--- START OF Excerpted data ---

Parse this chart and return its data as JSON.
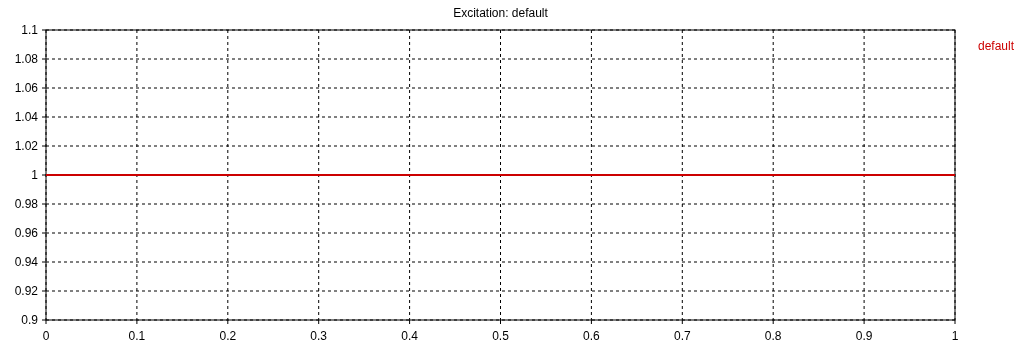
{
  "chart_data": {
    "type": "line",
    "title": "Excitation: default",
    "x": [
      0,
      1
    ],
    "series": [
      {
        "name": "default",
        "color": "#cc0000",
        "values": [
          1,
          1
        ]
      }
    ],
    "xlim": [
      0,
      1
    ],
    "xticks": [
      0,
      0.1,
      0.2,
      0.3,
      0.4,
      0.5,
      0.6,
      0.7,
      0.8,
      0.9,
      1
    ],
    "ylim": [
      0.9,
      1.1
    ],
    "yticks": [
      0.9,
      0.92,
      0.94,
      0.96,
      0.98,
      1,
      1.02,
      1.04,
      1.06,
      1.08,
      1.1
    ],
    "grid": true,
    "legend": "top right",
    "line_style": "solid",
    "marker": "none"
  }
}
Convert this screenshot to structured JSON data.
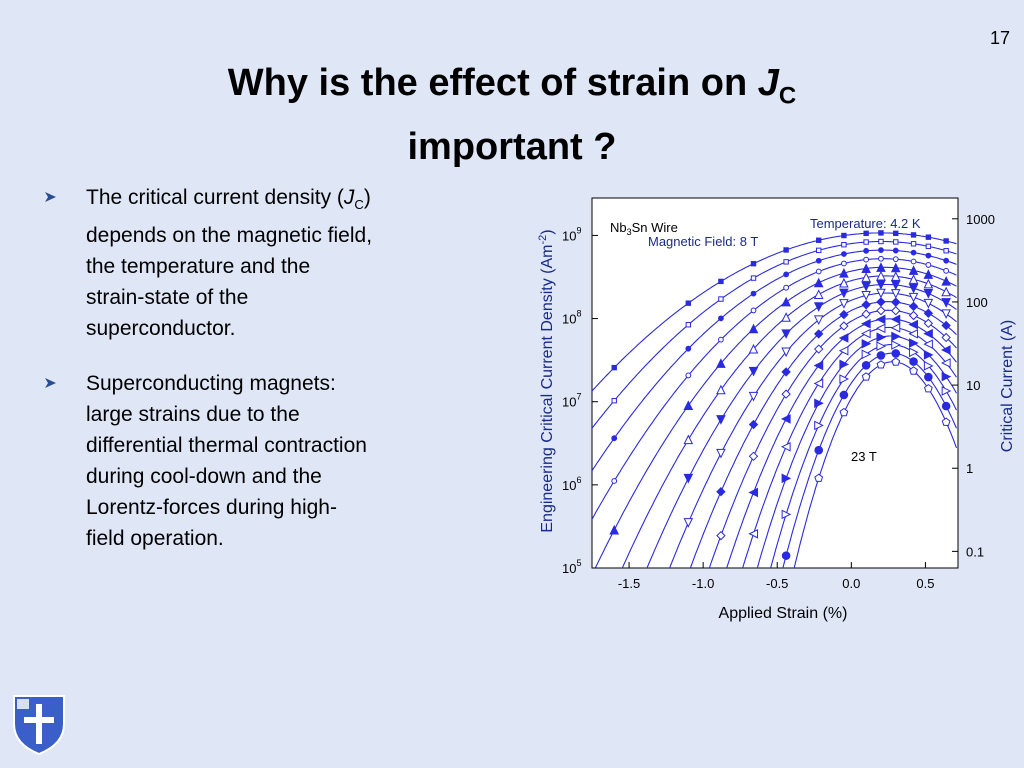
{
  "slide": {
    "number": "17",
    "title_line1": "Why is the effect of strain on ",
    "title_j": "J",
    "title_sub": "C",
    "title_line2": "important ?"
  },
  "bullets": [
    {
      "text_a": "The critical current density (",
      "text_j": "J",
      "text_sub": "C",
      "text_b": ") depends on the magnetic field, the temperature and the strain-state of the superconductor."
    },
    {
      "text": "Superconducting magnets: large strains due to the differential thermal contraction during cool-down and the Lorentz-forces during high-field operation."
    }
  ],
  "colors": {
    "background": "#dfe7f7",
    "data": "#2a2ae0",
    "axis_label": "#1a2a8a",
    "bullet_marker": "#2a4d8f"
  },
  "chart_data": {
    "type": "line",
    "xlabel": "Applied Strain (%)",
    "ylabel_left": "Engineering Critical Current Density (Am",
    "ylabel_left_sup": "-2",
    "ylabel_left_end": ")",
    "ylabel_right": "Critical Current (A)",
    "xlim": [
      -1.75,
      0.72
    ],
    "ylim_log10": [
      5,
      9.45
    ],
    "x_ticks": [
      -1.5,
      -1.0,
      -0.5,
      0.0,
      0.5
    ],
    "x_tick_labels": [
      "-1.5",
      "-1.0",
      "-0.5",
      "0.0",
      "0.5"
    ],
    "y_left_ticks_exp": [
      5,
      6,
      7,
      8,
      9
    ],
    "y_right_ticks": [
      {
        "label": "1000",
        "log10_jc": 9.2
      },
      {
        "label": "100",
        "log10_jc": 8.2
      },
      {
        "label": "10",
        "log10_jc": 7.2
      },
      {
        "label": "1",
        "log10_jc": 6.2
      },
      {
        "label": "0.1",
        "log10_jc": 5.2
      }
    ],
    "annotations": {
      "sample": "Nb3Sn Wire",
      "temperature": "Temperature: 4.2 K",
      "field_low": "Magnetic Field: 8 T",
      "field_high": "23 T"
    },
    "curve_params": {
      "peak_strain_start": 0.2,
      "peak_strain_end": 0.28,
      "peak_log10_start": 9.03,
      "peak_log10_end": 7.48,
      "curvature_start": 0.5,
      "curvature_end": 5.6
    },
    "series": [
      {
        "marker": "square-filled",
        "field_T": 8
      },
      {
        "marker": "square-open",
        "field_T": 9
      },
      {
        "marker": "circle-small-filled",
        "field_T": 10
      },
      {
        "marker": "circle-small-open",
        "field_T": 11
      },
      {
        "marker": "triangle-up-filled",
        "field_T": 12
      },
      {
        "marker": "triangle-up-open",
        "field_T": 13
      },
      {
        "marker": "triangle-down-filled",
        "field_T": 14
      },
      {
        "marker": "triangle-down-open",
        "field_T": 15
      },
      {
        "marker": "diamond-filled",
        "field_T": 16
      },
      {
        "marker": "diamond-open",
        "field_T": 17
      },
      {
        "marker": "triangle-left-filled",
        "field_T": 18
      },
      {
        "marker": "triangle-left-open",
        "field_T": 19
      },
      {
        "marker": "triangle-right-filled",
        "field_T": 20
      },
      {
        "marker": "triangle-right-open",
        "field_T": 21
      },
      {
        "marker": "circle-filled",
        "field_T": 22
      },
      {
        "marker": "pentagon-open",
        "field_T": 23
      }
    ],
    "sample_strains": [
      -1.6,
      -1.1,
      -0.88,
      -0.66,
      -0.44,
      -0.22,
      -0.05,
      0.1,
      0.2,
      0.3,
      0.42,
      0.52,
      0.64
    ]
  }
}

--- END OF Excerpted data ---

Work to do —
Copy all the entries word for word. Omit any pictures.

Task response —
Parse this chart and return its data as JSON.
{
  "chart_data": {
    "type": "line",
    "title": "Excitation: default",
    "x": [
      0,
      1
    ],
    "series": [
      {
        "name": "default",
        "color": "#cc0000",
        "values": [
          1,
          1
        ]
      }
    ],
    "xlim": [
      0,
      1
    ],
    "xticks": [
      0,
      0.1,
      0.2,
      0.3,
      0.4,
      0.5,
      0.6,
      0.7,
      0.8,
      0.9,
      1
    ],
    "ylim": [
      0.9,
      1.1
    ],
    "yticks": [
      0.9,
      0.92,
      0.94,
      0.96,
      0.98,
      1,
      1.02,
      1.04,
      1.06,
      1.08,
      1.1
    ],
    "grid": true,
    "legend": "top right",
    "line_style": "solid",
    "marker": "none"
  }
}
Convert this screenshot to structured JSON data.
{
  "slide": {
    "number": "17",
    "title_line1": "Why is the effect of strain on ",
    "title_j": "J",
    "title_sub": "C",
    "title_line2": "important ?"
  },
  "bullets": [
    {
      "text_a": "The critical current density (",
      "text_j": "J",
      "text_sub": "C",
      "text_b": ") depends on the magnetic field, the temperature and the strain-state of the superconductor."
    },
    {
      "text": "Superconducting magnets: large strains due to the differential thermal contraction during cool-down and the Lorentz-forces during high-field operation."
    }
  ],
  "colors": {
    "background": "#dfe7f7",
    "data": "#2a2ae0",
    "axis_label": "#1a2a8a",
    "bullet_marker": "#2a4d8f"
  },
  "chart_data": {
    "type": "line",
    "xlabel": "Applied Strain (%)",
    "ylabel_left": "Engineering Critical Current Density (Am",
    "ylabel_left_sup": "-2",
    "ylabel_left_end": ")",
    "ylabel_right": "Critical Current (A)",
    "xlim": [
      -1.75,
      0.72
    ],
    "ylim_log10": [
      5,
      9.45
    ],
    "x_ticks": [
      -1.5,
      -1.0,
      -0.5,
      0.0,
      0.5
    ],
    "x_tick_labels": [
      "-1.5",
      "-1.0",
      "-0.5",
      "0.0",
      "0.5"
    ],
    "y_left_ticks_exp": [
      5,
      6,
      7,
      8,
      9
    ],
    "y_right_ticks": [
      {
        "label": "1000",
        "log10_jc": 9.2
      },
      {
        "label": "100",
        "log10_jc": 8.2
      },
      {
        "label": "10",
        "log10_jc": 7.2
      },
      {
        "label": "1",
        "log10_jc": 6.2
      },
      {
        "label": "0.1",
        "log10_jc": 5.2
      }
    ],
    "annotations": {
      "sample": "Nb3Sn Wire",
      "temperature": "Temperature: 4.2 K",
      "field_low": "Magnetic Field: 8 T",
      "field_high": "23 T"
    },
    "curve_params": {
      "peak_strain_start": 0.2,
      "peak_strain_end": 0.28,
      "peak_log10_start": 9.03,
      "peak_log10_end": 7.48,
      "curvature_start": 0.5,
      "curvature_end": 5.6
    },
    "series": [
      {
        "marker": "square-filled",
        "field_T": 8
      },
      {
        "marker": "square-open",
        "field_T": 9
      },
      {
        "marker": "circle-small-filled",
        "field_T": 10
      },
      {
        "marker": "circle-small-open",
        "field_T": 11
      },
      {
        "marker": "triangle-up-filled",
        "field_T": 12
      },
      {
        "marker": "triangle-up-open",
        "field_T": 13
      },
      {
        "marker": "triangle-down-filled",
        "field_T": 14
      },
      {
        "marker": "triangle-down-open",
        "field_T": 15
      },
      {
        "marker": "diamond-filled",
        "field_T": 16
      },
      {
        "marker": "diamond-open",
        "field_T": 17
      },
      {
        "marker": "triangle-left-filled",
        "field_T": 18
      },
      {
        "marker": "triangle-left-open",
        "field_T": 19
      },
      {
        "marker": "triangle-right-filled",
        "field_T": 20
      },
      {
        "marker": "triangle-right-open",
        "field_T": 21
      },
      {
        "marker": "circle-filled",
        "field_T": 22
      },
      {
        "marker": "pentagon-open",
        "field_T": 23
      }
    ],
    "sample_strains": [
      -1.6,
      -1.1,
      -0.88,
      -0.66,
      -0.44,
      -0.22,
      -0.05,
      0.1,
      0.2,
      0.3,
      0.42,
      0.52,
      0.64
    ]
  }
}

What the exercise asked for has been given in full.